→ **To be done**:
[1] Return the part of the devotional post from "Hmm. I don't" to "know something else...", copied word for word.
[2] Answer these questions about the devotional post:
(a) What does the writer say about their current employment?
(b) In the quotation from Psalm 137:1-3, where were the harps hung?
(c) In the quotation from Psalm 137:8-9, who is addressed?

I don't think it's an accident that I happen to be currently unemployed. And I don't think it's an accident that I have everything I need.

Adopted by the God of the Universe? Check. Protected under the shadow of His wings? Check. Equipped with armor? Check. Extreme hatred for the enemy who hates my guts? OH, HECK YES, THAT'S A CHECK. Instant access to my Helper, Comforter, and Empower? Check, check, check. Constant connection to my Father who really, really, really, really, really likes me a whole lot? Check, check, check, check, check... Relationship with Jesus, the Author and Finisher of my faith, the One who makes me more than a conqueror, who encourages me every step of the way? Check!!!

"By the rivers of Babylon, there we sat down, yea, we wept when we remembered Zion. We hung our harps upon the willows in the midst of it. For there those who carried us away captive asked of us a song, and those who plundered us requested mirth, saying, 'Sing us one of the songs of Zion!' " (Psalm 137:1-3)

Hmm. I don't know for sure if my enemy has ever taunted me by requesting me to sing him a song, but I do know that he has definitely taunted me. I also know something else...

"O daughter of Babylon, who are to be destroyed, happy the one who repays you as you have served us! Happy the one who takes and dashes your little ones against the rock!" (Psalm 137:8-9)

→ **Data lines**:
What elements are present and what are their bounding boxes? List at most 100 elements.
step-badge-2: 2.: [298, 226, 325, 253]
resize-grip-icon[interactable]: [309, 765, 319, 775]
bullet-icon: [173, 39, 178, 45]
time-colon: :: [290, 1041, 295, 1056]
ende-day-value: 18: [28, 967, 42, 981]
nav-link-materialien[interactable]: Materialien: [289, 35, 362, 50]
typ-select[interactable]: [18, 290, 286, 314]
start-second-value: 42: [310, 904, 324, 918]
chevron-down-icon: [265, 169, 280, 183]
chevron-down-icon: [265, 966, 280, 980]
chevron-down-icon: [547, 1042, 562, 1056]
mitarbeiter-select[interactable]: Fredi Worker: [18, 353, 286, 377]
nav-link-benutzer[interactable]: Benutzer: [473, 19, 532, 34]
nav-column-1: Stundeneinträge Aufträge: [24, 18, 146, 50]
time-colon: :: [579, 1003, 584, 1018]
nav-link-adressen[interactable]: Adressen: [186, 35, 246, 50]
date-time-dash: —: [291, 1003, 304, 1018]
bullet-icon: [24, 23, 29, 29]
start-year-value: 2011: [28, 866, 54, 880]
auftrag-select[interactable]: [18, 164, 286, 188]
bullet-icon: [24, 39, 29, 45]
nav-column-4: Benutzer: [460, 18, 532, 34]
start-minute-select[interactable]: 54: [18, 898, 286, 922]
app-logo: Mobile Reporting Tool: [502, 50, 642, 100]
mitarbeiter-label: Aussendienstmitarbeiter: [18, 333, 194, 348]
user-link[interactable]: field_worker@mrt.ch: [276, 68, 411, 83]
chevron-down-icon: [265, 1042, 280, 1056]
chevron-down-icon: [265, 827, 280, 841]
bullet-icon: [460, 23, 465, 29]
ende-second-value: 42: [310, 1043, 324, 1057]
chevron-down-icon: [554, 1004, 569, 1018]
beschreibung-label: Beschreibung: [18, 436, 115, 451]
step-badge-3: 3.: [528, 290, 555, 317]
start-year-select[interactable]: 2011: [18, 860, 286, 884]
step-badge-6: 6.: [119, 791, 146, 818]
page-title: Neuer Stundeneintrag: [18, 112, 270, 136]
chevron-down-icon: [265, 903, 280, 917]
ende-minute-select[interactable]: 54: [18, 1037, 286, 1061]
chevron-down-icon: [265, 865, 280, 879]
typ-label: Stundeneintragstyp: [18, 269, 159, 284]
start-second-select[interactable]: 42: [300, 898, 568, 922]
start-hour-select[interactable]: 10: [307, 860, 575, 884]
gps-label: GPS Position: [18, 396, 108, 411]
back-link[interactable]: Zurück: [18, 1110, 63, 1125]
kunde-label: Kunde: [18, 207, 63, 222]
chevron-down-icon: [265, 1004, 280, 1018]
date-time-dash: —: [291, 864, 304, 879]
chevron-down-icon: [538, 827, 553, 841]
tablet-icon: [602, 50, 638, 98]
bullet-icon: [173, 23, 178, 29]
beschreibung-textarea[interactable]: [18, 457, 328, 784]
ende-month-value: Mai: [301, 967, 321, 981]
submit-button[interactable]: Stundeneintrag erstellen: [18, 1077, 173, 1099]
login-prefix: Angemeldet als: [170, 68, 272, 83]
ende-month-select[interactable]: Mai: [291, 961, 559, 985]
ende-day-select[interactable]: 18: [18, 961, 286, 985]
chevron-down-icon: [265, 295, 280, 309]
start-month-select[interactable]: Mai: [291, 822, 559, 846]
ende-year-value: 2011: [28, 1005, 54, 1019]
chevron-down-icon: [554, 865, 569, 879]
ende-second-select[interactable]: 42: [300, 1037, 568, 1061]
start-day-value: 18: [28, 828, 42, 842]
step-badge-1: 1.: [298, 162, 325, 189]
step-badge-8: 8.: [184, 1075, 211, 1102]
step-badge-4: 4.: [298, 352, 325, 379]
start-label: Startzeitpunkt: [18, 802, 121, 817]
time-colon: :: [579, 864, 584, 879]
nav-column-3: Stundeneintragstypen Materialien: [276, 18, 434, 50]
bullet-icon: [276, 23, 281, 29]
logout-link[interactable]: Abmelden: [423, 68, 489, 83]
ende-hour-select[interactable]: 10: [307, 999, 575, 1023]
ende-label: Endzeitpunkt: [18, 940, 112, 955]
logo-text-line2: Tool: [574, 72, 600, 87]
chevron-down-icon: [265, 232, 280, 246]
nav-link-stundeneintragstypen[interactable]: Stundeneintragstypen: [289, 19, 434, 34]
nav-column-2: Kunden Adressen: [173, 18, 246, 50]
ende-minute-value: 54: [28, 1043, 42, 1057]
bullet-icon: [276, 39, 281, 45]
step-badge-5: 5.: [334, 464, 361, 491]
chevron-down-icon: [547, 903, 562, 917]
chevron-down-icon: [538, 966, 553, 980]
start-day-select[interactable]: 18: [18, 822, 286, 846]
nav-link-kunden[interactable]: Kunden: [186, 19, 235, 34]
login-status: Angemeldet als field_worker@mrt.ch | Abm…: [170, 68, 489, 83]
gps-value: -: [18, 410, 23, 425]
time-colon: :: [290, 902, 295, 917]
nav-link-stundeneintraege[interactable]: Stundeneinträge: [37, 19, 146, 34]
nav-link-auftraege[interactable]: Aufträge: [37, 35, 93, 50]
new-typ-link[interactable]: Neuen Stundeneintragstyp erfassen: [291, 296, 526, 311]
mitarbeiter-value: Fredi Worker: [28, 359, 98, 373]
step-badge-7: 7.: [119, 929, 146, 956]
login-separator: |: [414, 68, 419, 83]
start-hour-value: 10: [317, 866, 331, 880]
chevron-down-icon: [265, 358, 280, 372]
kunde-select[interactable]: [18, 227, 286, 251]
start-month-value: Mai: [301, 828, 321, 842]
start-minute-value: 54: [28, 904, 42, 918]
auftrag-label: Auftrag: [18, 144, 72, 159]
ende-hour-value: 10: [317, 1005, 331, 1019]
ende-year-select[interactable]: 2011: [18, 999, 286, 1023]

→ **The replies**:
[1]
Hmm. I don't know for sure if my enemy has ever taunted me by requesting me to sing him a song, but I do know that he has definitely taunted me. I also know something else...

[2]
(a) The writer is currently unemployed.
(b) Upon the willows.
(c) The daughter of Babylon.